*GOAL*
Find all lines in the records that include the word "JSON", and copy them out.

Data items
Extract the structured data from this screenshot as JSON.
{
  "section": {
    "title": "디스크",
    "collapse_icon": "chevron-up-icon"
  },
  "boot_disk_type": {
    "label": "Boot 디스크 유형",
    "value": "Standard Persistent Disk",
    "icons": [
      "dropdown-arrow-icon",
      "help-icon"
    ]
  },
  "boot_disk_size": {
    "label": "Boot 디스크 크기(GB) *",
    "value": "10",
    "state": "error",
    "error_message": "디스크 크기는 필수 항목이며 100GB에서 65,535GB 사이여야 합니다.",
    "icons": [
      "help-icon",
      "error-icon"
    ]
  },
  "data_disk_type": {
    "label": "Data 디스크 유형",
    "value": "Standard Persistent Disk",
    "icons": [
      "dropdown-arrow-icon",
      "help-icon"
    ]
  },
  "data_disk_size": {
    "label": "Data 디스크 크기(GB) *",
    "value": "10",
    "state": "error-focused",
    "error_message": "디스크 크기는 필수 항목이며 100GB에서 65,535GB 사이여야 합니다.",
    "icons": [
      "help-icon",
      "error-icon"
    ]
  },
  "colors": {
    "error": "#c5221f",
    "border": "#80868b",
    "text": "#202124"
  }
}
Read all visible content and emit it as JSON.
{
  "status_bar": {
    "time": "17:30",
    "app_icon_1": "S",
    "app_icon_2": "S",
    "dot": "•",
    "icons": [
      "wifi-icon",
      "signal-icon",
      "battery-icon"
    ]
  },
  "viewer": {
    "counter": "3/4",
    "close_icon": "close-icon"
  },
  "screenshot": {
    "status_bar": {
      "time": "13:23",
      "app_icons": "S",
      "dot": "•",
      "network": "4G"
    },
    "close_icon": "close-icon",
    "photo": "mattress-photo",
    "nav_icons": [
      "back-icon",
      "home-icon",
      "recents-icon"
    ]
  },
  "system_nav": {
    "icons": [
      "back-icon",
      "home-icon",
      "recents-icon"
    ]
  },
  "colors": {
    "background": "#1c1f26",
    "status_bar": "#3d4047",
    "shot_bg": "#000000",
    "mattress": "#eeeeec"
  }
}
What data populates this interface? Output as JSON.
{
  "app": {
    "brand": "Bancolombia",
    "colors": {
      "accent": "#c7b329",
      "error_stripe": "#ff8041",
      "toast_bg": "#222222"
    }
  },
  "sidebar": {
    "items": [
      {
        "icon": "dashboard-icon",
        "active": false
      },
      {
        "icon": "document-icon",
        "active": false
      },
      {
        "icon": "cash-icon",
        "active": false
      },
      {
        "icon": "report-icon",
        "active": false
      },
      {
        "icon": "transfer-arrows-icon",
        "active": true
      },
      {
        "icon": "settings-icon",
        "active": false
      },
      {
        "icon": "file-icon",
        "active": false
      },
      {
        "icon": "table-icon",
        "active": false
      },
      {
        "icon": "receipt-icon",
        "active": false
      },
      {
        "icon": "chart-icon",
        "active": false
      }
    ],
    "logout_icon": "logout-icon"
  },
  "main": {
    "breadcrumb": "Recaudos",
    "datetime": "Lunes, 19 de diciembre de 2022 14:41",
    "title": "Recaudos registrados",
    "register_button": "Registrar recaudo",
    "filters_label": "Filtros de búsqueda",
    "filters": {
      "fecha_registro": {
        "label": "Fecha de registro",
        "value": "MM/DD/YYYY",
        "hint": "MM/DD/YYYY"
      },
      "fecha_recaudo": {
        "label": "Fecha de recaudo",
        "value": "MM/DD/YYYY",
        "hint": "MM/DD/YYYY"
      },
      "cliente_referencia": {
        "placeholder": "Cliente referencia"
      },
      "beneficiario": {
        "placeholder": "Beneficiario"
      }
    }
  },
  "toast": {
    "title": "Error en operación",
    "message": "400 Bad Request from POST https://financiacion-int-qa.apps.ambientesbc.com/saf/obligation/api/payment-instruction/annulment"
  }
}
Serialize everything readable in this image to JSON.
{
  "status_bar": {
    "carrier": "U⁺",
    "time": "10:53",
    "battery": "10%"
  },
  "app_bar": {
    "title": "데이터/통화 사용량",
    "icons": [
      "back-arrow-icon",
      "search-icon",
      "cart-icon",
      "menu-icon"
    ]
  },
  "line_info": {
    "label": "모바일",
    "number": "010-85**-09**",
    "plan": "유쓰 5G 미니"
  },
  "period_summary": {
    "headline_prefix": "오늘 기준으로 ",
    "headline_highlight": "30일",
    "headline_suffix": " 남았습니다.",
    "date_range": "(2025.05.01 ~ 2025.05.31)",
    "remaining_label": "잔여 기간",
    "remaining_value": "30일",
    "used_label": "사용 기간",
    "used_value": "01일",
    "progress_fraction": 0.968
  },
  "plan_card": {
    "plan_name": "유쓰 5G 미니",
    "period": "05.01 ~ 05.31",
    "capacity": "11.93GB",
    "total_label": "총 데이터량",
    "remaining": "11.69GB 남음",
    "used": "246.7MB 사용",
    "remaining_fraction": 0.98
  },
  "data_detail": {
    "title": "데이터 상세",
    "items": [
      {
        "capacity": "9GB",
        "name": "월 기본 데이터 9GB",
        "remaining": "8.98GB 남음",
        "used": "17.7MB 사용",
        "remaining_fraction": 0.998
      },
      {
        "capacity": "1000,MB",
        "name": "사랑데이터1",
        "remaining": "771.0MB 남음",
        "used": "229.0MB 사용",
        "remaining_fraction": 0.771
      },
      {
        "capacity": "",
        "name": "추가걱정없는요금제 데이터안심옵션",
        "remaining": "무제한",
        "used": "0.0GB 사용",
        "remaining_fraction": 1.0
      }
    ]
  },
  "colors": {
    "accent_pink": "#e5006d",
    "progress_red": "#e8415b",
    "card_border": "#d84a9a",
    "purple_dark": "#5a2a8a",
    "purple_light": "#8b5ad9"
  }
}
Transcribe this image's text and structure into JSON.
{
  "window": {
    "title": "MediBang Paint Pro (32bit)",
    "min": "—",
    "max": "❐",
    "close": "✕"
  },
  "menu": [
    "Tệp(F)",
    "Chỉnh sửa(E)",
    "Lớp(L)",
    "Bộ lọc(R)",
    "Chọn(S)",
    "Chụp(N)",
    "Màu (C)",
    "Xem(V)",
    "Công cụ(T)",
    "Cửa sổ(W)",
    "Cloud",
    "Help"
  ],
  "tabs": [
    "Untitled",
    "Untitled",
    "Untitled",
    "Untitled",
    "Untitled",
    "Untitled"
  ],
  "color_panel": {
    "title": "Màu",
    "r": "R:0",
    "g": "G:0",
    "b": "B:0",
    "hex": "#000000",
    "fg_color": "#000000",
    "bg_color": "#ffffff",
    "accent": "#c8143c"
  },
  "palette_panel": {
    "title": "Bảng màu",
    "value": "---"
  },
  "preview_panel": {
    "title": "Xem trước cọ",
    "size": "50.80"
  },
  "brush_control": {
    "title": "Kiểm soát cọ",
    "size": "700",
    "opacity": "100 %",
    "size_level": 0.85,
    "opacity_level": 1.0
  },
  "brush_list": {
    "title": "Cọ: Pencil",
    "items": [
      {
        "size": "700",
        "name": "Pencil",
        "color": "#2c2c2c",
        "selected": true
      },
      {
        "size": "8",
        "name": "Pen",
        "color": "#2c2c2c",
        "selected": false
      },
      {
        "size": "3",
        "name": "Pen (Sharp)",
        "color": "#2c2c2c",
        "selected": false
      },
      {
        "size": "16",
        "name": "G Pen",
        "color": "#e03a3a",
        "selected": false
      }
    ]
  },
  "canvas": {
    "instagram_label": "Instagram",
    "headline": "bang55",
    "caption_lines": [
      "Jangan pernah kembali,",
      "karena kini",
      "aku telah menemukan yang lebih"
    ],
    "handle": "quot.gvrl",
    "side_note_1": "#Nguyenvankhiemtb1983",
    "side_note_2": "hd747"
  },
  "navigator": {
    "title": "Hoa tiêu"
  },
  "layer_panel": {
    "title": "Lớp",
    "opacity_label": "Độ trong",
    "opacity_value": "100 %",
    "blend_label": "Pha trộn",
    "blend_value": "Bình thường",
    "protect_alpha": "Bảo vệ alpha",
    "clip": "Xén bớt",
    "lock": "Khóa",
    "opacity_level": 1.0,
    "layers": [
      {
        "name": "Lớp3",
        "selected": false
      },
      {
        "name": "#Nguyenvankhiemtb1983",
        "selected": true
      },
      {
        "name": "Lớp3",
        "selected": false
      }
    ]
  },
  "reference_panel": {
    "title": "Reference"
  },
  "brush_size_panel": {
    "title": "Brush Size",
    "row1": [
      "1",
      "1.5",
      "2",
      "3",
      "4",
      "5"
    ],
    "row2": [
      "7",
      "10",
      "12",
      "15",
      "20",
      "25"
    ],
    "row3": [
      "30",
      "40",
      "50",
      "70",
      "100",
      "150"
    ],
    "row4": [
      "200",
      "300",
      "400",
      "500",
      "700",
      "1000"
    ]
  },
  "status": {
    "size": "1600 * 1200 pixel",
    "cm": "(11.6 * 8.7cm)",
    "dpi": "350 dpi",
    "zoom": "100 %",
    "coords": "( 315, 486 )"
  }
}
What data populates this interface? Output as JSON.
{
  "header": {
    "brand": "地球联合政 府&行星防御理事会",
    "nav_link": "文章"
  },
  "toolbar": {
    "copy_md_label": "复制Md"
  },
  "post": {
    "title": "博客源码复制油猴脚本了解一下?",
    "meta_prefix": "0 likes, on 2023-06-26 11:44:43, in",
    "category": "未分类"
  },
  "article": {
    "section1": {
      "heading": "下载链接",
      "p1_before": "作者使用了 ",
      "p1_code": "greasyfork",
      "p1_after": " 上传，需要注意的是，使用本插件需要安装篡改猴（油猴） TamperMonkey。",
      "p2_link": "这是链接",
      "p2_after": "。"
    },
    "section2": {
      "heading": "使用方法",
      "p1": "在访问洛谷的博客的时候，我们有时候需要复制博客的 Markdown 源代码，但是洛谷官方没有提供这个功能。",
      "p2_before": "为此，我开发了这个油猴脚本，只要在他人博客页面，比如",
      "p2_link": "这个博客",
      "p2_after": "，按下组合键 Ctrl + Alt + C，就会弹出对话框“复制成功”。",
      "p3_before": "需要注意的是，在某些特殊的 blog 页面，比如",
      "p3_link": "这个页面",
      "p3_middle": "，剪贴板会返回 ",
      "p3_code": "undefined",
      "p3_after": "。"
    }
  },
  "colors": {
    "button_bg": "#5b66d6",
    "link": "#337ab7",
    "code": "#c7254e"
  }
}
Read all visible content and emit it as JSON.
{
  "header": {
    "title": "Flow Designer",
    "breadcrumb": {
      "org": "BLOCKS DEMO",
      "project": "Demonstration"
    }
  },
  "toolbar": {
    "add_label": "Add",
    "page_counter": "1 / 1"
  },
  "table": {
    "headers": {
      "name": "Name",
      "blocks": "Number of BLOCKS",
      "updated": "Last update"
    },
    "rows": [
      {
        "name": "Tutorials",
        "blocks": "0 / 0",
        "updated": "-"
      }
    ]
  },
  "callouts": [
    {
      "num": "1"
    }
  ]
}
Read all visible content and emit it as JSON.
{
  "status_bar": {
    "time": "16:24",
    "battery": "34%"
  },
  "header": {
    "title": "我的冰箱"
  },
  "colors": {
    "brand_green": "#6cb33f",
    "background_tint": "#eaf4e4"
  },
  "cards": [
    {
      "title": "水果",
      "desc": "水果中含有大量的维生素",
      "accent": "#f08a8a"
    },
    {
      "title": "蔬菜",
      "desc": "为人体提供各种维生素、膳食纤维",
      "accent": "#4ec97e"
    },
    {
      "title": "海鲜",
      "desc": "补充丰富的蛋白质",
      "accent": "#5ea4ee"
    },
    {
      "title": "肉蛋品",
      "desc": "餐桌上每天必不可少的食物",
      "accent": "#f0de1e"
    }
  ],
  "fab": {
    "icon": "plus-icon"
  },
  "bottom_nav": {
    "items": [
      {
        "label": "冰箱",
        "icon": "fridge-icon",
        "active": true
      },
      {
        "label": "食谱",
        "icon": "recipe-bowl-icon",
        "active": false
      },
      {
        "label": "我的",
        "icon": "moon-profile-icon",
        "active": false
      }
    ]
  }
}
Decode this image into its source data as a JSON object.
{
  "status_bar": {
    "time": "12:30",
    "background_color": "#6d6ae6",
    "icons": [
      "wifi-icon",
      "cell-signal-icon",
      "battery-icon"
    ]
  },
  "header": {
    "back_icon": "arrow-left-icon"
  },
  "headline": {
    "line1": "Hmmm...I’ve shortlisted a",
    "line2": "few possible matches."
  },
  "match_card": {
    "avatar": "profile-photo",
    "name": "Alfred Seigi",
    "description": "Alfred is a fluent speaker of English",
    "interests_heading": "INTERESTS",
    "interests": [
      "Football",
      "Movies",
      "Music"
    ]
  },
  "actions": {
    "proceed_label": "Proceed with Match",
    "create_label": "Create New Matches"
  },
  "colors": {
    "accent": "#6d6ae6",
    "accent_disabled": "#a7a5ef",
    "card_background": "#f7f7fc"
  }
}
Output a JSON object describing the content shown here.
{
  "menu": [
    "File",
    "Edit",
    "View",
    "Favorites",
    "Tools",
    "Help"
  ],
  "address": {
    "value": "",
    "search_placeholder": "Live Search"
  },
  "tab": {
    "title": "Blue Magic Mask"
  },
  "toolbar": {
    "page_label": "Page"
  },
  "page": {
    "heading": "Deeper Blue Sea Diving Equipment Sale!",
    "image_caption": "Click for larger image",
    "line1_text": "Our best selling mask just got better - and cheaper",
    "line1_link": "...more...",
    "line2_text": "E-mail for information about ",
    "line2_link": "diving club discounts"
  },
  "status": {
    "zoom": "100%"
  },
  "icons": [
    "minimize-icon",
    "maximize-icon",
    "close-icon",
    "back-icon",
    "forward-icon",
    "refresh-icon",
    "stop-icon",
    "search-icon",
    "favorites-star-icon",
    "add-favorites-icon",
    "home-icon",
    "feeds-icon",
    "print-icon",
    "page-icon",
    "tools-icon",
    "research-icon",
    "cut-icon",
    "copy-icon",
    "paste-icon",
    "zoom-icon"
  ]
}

*TASK RESULT*
Extract the structured data from this screenshot as JSON.
Read all visible content and emit it as JSON.
What data populates this interface? Output as JSON.
Serialize everything readable in this image to JSON.
Transcribe this image's text and structure into JSON.
What data populates this interface? Output as JSON.
Read all visible content and emit it as JSON.
Read all visible content and emit it as JSON.
Decode this image into its source data as a JSON object.
Output a JSON object describing the content shown here.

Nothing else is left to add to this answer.